▶ [Prompt]: Answer with one number: how many lines have "percent".

(Stored entries)

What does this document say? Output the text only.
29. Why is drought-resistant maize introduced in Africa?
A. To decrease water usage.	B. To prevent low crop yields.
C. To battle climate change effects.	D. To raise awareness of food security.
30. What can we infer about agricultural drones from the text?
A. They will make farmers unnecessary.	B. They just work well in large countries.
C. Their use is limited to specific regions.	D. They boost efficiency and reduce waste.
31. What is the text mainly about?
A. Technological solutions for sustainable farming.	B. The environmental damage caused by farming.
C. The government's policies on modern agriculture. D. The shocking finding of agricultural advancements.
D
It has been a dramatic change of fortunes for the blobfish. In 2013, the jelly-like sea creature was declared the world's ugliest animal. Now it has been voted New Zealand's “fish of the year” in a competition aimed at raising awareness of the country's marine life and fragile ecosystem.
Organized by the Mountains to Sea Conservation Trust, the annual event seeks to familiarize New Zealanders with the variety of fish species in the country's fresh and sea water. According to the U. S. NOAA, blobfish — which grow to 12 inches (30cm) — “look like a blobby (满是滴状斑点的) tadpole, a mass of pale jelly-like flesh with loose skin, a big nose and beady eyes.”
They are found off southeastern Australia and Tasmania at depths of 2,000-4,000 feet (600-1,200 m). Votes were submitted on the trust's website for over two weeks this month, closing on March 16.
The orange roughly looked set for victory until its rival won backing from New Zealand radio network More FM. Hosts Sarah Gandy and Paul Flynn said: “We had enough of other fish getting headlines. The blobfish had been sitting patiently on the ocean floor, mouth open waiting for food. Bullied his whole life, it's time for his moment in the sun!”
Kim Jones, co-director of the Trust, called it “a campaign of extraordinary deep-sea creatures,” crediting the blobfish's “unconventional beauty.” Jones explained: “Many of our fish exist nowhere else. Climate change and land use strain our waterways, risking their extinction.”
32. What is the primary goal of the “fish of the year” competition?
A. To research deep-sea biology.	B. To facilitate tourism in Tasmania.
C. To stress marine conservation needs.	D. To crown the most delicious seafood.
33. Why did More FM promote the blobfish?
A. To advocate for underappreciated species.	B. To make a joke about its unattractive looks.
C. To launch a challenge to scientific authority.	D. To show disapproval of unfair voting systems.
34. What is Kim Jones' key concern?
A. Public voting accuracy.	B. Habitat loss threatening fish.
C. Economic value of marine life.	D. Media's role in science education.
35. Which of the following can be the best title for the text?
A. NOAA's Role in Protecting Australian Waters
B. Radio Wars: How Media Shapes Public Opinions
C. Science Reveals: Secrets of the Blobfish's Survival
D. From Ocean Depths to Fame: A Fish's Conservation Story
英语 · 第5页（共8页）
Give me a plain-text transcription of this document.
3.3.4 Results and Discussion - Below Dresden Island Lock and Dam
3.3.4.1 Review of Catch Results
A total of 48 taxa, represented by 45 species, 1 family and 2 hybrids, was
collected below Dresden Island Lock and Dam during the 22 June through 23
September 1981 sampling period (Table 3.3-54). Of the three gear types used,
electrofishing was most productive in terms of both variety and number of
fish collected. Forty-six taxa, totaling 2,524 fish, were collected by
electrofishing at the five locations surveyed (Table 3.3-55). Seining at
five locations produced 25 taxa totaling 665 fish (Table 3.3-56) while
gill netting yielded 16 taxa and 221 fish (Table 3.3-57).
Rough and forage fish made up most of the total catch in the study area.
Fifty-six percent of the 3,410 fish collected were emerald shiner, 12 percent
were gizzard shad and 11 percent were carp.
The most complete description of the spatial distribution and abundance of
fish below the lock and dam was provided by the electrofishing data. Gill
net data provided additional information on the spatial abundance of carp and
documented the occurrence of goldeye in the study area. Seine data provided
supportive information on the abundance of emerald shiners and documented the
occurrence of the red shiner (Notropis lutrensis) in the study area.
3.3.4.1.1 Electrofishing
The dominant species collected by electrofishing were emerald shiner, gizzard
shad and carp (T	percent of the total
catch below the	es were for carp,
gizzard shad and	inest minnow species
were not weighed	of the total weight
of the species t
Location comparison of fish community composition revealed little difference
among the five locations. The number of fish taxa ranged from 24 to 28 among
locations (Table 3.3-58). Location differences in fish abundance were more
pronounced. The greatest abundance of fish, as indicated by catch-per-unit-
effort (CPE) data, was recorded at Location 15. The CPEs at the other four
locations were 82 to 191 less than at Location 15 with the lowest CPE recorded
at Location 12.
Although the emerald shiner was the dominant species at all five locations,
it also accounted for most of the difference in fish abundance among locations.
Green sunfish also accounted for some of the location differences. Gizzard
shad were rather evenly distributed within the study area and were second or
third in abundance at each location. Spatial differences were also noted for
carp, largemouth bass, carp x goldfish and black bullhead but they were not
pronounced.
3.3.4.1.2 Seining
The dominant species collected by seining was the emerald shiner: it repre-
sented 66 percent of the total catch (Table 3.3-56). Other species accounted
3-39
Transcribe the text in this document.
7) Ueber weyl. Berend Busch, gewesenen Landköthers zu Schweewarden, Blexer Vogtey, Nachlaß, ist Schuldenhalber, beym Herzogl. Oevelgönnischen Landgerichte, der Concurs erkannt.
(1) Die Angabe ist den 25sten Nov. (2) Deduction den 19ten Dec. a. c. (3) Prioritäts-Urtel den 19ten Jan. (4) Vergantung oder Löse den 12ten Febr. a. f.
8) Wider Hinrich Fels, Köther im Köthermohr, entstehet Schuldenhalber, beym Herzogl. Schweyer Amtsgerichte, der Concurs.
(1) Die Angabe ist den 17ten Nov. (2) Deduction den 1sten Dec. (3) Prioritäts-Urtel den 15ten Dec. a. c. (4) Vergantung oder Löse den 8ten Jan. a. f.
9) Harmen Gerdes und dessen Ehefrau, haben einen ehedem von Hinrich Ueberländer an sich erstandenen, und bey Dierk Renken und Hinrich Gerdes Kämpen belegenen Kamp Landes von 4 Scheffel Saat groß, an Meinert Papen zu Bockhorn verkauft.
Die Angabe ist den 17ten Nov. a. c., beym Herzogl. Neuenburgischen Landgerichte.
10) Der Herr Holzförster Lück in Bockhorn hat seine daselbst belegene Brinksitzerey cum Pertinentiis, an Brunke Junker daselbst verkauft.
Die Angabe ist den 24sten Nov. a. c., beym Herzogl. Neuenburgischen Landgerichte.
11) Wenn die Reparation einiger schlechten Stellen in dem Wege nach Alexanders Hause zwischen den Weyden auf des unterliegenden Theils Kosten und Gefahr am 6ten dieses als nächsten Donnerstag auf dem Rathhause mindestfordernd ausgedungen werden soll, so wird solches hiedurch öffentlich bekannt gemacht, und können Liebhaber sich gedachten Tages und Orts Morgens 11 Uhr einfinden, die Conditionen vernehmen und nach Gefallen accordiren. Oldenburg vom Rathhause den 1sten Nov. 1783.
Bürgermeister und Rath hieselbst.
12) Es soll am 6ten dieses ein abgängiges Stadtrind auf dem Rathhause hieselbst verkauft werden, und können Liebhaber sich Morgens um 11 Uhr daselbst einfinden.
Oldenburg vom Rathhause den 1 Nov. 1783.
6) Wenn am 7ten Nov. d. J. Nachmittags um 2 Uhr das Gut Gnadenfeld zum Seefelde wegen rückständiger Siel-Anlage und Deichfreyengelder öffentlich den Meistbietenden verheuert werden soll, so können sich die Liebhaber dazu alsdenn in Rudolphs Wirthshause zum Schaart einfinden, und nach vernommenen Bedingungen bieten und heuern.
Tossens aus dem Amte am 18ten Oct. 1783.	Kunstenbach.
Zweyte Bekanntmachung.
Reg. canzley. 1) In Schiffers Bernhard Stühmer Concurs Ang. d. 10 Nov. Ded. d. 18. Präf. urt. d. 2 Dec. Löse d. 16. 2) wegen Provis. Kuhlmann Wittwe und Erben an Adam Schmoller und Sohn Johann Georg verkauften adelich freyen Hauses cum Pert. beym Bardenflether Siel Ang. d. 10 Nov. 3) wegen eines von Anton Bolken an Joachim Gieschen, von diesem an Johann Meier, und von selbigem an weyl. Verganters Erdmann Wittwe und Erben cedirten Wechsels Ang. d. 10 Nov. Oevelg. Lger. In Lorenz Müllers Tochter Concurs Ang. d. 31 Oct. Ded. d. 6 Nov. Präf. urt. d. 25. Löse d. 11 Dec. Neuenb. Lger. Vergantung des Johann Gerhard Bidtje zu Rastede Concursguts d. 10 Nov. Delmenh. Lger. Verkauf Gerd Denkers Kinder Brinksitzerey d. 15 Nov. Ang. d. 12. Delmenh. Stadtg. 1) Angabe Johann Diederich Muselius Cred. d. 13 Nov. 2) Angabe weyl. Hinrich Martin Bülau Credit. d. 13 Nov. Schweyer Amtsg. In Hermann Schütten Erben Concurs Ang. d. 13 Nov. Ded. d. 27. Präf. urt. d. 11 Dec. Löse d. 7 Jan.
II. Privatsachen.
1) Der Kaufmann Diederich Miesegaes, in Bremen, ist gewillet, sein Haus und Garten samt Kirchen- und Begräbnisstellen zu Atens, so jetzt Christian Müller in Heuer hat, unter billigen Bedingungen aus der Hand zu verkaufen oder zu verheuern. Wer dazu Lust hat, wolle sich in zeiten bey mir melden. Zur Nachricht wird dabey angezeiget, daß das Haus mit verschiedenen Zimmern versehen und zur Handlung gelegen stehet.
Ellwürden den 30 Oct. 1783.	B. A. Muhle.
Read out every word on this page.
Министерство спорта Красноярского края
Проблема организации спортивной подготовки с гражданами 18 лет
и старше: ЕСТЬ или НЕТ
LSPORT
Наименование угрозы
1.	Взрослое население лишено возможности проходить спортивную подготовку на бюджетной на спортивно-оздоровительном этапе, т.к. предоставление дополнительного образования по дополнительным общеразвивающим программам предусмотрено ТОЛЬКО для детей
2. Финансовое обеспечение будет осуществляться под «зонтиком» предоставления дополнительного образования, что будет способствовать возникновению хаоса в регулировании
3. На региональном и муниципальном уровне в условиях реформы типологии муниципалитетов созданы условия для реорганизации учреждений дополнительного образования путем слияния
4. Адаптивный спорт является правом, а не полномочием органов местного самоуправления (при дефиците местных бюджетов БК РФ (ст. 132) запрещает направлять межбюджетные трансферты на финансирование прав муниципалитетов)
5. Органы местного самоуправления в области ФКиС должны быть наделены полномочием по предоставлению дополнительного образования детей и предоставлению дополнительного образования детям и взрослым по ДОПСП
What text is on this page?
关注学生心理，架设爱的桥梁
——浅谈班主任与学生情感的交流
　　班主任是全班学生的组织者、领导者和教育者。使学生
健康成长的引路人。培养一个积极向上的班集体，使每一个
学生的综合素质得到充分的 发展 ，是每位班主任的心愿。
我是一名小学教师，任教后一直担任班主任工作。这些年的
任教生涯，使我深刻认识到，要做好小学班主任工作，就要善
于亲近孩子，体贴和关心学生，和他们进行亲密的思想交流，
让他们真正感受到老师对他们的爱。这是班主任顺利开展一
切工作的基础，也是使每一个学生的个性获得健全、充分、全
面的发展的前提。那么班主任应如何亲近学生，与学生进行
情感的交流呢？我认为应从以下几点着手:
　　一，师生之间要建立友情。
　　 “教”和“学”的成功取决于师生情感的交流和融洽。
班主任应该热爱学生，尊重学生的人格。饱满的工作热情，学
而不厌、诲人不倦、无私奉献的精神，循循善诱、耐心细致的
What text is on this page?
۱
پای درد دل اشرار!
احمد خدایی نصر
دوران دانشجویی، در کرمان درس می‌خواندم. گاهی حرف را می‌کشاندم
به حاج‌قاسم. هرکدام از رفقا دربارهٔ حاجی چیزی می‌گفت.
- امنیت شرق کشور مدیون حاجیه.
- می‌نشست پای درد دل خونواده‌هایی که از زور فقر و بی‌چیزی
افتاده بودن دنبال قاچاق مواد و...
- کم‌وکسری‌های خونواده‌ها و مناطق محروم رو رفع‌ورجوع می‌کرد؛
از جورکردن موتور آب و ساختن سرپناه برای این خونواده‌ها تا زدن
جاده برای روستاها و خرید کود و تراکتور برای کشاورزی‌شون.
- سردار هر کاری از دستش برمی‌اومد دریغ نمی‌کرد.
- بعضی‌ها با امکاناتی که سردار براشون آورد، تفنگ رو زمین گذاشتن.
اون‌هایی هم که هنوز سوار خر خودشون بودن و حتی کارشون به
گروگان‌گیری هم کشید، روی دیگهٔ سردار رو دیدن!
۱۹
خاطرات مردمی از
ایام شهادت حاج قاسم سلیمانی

▶ [Exercise output]: 4